Print all records exactly, leaving nothing out.

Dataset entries
——

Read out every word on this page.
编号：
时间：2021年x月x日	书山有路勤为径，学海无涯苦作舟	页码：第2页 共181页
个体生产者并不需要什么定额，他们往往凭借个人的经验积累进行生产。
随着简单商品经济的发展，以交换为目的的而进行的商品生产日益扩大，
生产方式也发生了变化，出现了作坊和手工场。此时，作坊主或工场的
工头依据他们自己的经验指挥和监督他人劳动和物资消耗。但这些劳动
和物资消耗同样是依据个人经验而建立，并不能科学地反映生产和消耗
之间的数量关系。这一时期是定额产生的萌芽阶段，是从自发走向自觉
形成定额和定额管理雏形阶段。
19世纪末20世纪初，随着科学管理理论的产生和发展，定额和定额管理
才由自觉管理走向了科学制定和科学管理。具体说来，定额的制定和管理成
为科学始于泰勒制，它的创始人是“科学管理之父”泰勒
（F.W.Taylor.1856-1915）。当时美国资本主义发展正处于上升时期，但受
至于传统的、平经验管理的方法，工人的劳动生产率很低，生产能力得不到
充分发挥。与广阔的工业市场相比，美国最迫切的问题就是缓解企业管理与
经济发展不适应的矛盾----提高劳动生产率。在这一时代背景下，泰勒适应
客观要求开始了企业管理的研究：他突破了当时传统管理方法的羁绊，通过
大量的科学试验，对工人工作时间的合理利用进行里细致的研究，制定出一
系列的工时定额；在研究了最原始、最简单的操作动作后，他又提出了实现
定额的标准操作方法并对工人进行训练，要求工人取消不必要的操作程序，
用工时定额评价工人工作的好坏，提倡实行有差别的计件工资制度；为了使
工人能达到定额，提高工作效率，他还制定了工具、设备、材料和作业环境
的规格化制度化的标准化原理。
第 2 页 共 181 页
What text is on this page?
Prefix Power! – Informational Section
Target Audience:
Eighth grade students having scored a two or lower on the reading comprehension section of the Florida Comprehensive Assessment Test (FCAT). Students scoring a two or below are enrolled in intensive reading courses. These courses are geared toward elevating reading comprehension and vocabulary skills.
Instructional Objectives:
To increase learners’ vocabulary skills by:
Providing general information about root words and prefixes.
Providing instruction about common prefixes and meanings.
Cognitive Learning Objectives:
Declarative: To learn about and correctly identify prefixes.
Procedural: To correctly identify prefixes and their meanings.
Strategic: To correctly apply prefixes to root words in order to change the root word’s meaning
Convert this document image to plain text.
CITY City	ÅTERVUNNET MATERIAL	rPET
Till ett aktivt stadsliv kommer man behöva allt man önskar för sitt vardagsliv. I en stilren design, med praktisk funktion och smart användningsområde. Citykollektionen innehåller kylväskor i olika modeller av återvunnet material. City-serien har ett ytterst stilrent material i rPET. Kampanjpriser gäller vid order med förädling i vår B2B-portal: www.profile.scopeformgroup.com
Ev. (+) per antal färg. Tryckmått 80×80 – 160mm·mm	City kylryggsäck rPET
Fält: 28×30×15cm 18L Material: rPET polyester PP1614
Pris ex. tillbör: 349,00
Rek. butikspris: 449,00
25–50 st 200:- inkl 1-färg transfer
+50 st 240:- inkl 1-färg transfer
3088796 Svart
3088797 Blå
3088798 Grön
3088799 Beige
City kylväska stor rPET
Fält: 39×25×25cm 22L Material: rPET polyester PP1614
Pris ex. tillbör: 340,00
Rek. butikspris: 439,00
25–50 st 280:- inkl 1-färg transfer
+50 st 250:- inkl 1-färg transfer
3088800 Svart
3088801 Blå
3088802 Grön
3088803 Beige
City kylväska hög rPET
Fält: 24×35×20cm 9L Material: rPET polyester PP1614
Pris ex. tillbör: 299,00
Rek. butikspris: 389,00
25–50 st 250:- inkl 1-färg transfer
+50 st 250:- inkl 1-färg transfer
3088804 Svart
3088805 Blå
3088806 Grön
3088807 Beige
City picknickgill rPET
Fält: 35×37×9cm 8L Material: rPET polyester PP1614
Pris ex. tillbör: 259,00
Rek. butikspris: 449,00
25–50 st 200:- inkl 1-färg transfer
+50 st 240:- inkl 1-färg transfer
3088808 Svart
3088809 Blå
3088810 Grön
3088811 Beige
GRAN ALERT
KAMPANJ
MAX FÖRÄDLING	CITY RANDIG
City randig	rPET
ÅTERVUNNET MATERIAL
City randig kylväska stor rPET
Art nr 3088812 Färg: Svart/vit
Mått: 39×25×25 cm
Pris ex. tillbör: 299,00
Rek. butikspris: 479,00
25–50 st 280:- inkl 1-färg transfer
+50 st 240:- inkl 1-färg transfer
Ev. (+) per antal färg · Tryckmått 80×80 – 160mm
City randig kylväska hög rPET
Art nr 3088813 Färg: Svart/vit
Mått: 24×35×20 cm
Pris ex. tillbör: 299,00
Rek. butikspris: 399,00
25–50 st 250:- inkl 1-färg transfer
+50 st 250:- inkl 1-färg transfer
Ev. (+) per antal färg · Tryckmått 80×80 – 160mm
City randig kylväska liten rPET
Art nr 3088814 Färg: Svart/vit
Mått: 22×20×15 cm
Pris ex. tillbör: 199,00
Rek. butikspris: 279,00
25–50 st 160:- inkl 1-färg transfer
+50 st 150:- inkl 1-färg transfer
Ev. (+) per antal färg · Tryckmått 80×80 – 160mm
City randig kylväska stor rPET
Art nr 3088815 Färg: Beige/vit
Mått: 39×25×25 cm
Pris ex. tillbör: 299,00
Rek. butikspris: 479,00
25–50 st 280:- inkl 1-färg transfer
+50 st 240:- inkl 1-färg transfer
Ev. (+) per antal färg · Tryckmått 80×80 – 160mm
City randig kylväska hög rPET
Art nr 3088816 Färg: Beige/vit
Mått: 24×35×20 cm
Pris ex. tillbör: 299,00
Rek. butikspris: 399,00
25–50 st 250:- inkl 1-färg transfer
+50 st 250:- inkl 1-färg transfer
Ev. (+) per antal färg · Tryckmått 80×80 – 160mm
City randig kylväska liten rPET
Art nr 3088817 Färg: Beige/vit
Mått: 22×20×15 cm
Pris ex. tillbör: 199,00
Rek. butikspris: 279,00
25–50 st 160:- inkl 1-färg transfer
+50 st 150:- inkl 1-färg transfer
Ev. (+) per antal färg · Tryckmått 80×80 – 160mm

——

### RESPONSE FOR THIS EXERCISE
Read out every word on this page.
编号：
时间：2021年x月x日	书山有路勤为径，学海无涯苦作舟	页码：第2页 共181页
个体生产者并不需要什么定额，他们往往凭借个人的经验积累进行生产。
随着简单商品经济的发展，以交换为目的的而进行的商品生产日益扩大，
生产方式也发生了变化，出现了作坊和手工场。此时，作坊主或工场的
工头依据他们自己的经验指挥和监督他人劳动和物资消耗。但这些劳动
和物资消耗同样是依据个人经验而建立，并不能科学地反映生产和消耗
之间的数量关系。这一时期是定额产生的萌芽阶段，是从自发走向自觉
形成定额和定额管理雏形阶段。
19世纪末20世纪初，随着科学管理理论的产生和发展，定额和定额管理
才由自觉管理走向了科学制定和科学管理。具体说来，定额的制定和管理成
为科学始于泰勒制，它的创始人是“科学管理之父”泰勒
（F.W.Taylor.1856-1915）。当时美国资本主义发展正处于上升时期，但受
至于传统的、平经验管理的方法，工人的劳动生产率很低，生产能力得不到
充分发挥。与广阔的工业市场相比，美国最迫切的问题就是缓解企业管理与
经济发展不适应的矛盾----提高劳动生产率。在这一时代背景下，泰勒适应
客观要求开始了企业管理的研究：他突破了当时传统管理方法的羁绊，通过
大量的科学试验，对工人工作时间的合理利用进行里细致的研究，制定出一
系列的工时定额；在研究了最原始、最简单的操作动作后，他又提出了实现
定额的标准操作方法并对工人进行训练，要求工人取消不必要的操作程序，
用工时定额评价工人工作的好坏，提倡实行有差别的计件工资制度；为了使
工人能达到定额，提高工作效率，他还制定了工具、设备、材料和作业环境
的规格化制度化的标准化原理。
第 2 页 共 181 页
What text is on this page?
Prefix Power! – Informational Section
Target Audience:
Eighth grade students having scored a two or lower on the reading comprehension section of the Florida Comprehensive Assessment Test (FCAT). Students scoring a two or below are enrolled in intensive reading courses. These courses are geared toward elevating reading comprehension and vocabulary skills.
Instructional Objectives:
To increase learners’ vocabulary skills by:
Providing general information about root words and prefixes.
Providing instruction about common prefixes and meanings.
Cognitive Learning Objectives:
Declarative: To learn about and correctly identify prefixes.
Procedural: To correctly identify prefixes and their meanings.
Strategic: To correctly apply prefixes to root words in order to change the root word’s meaning
Convert this document image to plain text.
CITY City	ÅTERVUNNET MATERIAL	rPET
Till ett aktivt stadsliv kommer man behöva allt man önskar för sitt vardagsliv. I en stilren design, med praktisk funktion och smart användningsområde. Citykollektionen innehåller kylväskor i olika modeller av återvunnet material. City-serien har ett ytterst stilrent material i rPET. Kampanjpriser gäller vid order med förädling i vår B2B-portal: www.profile.scopeformgroup.com
Ev. (+) per antal färg. Tryckmått 80×80 – 160mm·mm	City kylryggsäck rPET
Fält: 28×30×15cm 18L Material: rPET polyester PP1614
Pris ex. tillbör: 349,00
Rek. butikspris: 449,00
25–50 st 200:- inkl 1-färg transfer
+50 st 240:- inkl 1-färg transfer
3088796 Svart
3088797 Blå
3088798 Grön
3088799 Beige
City kylväska stor rPET
Fält: 39×25×25cm 22L Material: rPET polyester PP1614
Pris ex. tillbör: 340,00
Rek. butikspris: 439,00
25–50 st 280:- inkl 1-färg transfer
+50 st 250:- inkl 1-färg transfer
3088800 Svart
3088801 Blå
3088802 Grön
3088803 Beige
City kylväska hög rPET
Fält: 24×35×20cm 9L Material: rPET polyester PP1614
Pris ex. tillbör: 299,00
Rek. butikspris: 389,00
25–50 st 250:- inkl 1-färg transfer
+50 st 250:- inkl 1-färg transfer
3088804 Svart
3088805 Blå
3088806 Grön
3088807 Beige
City picknickgill rPET
Fält: 35×37×9cm 8L Material: rPET polyester PP1614
Pris ex. tillbör: 259,00
Rek. butikspris: 449,00
25–50 st 200:- inkl 1-färg transfer
+50 st 240:- inkl 1-färg transfer
3088808 Svart
3088809 Blå
3088810 Grön
3088811 Beige
GRAN ALERT
KAMPANJ
MAX FÖRÄDLING	CITY RANDIG
City randig	rPET
ÅTERVUNNET MATERIAL
City randig kylväska stor rPET
Art nr 3088812 Färg: Svart/vit
Mått: 39×25×25 cm
Pris ex. tillbör: 299,00
Rek. butikspris: 479,00
25–50 st 280:- inkl 1-färg transfer
+50 st 240:- inkl 1-färg transfer
Ev. (+) per antal färg · Tryckmått 80×80 – 160mm
City randig kylväska hög rPET
Art nr 3088813 Färg: Svart/vit
Mått: 24×35×20 cm
Pris ex. tillbör: 299,00
Rek. butikspris: 399,00
25–50 st 250:- inkl 1-färg transfer
+50 st 250:- inkl 1-färg transfer
Ev. (+) per antal färg · Tryckmått 80×80 – 160mm
City randig kylväska liten rPET
Art nr 3088814 Färg: Svart/vit
Mått: 22×20×15 cm
Pris ex. tillbör: 199,00
Rek. butikspris: 279,00
25–50 st 160:- inkl 1-färg transfer
+50 st 150:- inkl 1-färg transfer
Ev. (+) per antal färg · Tryckmått 80×80 – 160mm
City randig kylväska stor rPET
Art nr 3088815 Färg: Beige/vit
Mått: 39×25×25 cm
Pris ex. tillbör: 299,00
Rek. butikspris: 479,00
25–50 st 280:- inkl 1-färg transfer
+50 st 240:- inkl 1-färg transfer
Ev. (+) per antal färg · Tryckmått 80×80 – 160mm
City randig kylväska hög rPET
Art nr 3088816 Färg: Beige/vit
Mått: 24×35×20 cm
Pris ex. tillbör: 299,00
Rek. butikspris: 399,00
25–50 st 250:- inkl 1-färg transfer
+50 st 250:- inkl 1-färg transfer
Ev. (+) per antal färg · Tryckmått 80×80 – 160mm
City randig kylväska liten rPET
Art nr 3088817 Färg: Beige/vit
Mått: 22×20×15 cm
Pris ex. tillbör: 199,00
Rek. butikspris: 279,00
25–50 st 160:- inkl 1-färg transfer
+50 st 150:- inkl 1-färg transfer
Ev. (+) per antal färg · Tryckmått 80×80 – 160mm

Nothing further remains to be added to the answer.